OBJECTIVE:
Tally the lines containing the word "screenshot", and report the tally alone.

--*--

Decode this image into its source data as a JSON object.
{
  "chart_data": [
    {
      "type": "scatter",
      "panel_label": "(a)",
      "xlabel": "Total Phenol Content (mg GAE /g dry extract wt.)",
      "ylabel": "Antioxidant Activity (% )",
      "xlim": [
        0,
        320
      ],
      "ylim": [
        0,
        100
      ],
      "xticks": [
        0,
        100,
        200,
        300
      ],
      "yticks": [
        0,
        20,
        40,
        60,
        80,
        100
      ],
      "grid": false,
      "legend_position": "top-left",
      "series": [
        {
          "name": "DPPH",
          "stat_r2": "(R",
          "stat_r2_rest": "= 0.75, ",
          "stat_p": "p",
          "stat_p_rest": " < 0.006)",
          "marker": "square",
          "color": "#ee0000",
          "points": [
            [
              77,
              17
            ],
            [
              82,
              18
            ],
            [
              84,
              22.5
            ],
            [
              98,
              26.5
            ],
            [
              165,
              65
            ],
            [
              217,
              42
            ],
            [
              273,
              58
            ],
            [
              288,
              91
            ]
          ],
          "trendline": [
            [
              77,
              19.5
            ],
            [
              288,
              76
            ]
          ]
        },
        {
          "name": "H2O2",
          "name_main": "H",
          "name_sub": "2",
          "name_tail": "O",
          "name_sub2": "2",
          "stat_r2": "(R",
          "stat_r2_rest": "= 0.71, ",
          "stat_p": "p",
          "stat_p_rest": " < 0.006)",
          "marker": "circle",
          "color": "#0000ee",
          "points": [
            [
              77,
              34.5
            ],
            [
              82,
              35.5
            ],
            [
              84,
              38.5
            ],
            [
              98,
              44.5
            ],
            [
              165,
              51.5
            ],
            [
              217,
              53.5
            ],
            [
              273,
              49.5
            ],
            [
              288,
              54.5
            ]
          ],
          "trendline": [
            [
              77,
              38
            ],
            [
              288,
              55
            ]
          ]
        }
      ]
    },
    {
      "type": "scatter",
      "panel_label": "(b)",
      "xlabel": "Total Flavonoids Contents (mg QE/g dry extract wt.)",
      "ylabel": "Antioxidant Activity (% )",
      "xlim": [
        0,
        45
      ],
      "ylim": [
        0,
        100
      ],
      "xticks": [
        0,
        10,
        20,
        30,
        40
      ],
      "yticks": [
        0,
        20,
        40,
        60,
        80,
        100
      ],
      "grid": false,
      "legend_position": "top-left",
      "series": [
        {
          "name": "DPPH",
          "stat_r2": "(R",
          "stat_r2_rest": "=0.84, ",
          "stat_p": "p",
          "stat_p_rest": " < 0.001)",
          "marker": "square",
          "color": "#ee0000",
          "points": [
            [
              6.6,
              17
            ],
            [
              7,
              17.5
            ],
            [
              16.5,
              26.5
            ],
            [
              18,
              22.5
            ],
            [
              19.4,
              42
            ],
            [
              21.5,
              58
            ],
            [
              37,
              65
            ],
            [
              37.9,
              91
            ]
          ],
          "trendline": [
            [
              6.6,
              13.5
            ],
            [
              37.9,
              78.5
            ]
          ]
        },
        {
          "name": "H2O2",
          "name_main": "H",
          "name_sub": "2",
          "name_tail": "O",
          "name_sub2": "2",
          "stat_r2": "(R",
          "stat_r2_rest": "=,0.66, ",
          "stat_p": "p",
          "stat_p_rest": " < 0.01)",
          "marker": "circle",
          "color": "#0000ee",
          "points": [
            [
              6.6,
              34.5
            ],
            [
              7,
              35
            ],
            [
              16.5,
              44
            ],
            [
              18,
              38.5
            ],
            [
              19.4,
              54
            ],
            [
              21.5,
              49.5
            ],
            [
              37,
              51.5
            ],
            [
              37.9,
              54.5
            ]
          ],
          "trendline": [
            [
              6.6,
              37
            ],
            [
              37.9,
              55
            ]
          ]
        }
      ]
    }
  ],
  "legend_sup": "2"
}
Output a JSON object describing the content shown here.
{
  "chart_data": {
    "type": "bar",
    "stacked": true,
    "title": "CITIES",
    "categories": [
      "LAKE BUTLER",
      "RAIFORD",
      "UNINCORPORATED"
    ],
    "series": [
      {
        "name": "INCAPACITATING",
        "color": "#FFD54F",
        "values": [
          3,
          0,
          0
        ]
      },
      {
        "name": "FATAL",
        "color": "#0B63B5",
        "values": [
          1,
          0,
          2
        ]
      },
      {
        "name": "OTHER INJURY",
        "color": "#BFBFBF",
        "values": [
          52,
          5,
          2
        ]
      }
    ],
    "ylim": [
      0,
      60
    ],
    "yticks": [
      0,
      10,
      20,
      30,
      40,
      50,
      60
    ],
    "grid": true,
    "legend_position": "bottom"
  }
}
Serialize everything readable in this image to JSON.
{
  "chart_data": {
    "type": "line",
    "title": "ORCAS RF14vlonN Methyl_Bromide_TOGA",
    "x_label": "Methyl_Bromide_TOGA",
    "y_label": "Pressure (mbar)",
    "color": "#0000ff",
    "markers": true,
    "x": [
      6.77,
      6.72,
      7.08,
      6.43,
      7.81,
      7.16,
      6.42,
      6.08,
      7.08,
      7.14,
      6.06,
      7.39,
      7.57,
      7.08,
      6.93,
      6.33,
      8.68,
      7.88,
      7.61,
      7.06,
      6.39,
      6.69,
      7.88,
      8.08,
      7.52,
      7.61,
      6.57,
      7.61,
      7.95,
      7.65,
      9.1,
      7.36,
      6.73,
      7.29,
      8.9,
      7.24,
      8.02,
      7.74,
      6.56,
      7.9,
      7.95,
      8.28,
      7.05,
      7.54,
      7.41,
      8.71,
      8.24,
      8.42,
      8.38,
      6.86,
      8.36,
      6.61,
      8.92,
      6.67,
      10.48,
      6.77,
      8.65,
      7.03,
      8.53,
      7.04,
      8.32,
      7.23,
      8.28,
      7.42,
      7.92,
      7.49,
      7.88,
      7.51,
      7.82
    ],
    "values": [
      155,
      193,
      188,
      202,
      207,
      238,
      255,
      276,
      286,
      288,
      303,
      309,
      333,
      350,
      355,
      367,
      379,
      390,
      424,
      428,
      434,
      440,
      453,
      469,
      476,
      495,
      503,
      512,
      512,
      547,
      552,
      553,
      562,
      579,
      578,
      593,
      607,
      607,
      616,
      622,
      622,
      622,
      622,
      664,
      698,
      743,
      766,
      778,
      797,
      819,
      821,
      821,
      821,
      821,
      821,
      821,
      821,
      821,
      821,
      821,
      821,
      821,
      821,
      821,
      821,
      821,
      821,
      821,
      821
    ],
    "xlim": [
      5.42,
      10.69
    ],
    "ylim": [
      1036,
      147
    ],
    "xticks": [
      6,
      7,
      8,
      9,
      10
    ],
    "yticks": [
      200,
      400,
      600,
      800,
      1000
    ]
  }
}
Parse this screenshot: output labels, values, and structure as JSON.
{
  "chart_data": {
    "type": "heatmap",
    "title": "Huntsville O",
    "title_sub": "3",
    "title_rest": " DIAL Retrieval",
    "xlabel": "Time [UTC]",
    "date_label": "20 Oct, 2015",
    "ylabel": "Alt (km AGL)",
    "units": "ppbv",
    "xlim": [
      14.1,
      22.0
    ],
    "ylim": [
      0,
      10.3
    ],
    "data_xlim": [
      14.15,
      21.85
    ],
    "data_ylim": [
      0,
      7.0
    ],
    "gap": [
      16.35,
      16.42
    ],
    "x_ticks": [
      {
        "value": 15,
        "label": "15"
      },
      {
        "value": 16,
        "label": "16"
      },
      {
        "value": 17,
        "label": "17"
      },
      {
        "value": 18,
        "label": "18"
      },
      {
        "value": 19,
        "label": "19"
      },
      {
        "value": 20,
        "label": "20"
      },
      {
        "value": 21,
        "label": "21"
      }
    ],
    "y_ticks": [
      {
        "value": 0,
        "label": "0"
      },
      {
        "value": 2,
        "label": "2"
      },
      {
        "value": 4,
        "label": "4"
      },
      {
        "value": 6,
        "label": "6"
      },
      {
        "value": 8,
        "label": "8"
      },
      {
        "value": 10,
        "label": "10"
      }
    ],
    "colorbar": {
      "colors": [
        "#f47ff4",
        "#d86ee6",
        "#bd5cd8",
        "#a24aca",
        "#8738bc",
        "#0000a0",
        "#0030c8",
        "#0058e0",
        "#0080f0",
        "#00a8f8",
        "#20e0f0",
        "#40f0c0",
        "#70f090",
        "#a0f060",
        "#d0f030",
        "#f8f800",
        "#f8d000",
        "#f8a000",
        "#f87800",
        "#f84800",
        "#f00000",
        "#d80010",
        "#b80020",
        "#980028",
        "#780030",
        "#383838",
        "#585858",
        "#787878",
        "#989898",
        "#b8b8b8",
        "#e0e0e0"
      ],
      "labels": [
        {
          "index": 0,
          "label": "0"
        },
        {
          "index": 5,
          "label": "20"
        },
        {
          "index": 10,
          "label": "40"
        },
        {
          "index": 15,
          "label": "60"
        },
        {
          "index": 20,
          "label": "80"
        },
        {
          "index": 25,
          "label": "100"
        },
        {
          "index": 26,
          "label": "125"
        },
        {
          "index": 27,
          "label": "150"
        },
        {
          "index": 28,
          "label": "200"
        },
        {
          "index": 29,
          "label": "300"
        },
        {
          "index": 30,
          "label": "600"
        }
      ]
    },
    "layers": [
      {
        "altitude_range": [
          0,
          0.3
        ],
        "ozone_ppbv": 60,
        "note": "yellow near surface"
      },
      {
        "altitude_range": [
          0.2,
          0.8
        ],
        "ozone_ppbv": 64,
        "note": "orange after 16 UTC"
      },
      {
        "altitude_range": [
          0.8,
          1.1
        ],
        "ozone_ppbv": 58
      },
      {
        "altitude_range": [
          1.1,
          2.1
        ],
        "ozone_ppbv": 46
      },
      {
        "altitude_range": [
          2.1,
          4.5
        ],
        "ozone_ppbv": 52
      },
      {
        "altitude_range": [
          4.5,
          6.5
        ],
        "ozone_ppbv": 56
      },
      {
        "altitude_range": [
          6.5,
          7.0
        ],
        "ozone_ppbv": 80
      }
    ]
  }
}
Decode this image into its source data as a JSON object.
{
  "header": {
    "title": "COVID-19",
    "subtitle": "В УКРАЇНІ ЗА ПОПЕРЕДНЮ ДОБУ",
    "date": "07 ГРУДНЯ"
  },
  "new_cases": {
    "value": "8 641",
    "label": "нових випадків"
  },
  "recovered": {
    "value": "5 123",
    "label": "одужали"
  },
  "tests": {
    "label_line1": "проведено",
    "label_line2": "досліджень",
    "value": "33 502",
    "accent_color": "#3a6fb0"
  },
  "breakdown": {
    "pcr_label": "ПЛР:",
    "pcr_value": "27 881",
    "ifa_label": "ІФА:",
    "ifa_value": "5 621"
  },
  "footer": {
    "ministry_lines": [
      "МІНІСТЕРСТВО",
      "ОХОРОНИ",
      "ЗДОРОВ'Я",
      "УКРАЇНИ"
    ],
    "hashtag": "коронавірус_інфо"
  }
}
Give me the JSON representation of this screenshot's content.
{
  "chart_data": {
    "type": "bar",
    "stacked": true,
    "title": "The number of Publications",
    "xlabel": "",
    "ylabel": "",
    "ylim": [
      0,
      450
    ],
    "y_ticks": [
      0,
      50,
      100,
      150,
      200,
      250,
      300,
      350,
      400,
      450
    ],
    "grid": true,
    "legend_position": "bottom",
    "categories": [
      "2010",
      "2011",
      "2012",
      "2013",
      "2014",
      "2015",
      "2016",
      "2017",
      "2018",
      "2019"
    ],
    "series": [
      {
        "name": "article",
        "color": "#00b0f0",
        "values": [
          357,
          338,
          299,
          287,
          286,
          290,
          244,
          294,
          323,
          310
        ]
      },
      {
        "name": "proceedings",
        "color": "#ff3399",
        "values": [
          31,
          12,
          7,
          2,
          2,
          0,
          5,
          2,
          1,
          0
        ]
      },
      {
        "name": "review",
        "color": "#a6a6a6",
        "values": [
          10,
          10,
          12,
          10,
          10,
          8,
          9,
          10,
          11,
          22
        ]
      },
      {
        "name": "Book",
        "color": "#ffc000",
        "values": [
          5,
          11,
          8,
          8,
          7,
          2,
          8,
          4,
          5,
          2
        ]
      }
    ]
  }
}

--*--

RESULT OF THIS EXERCISE:
2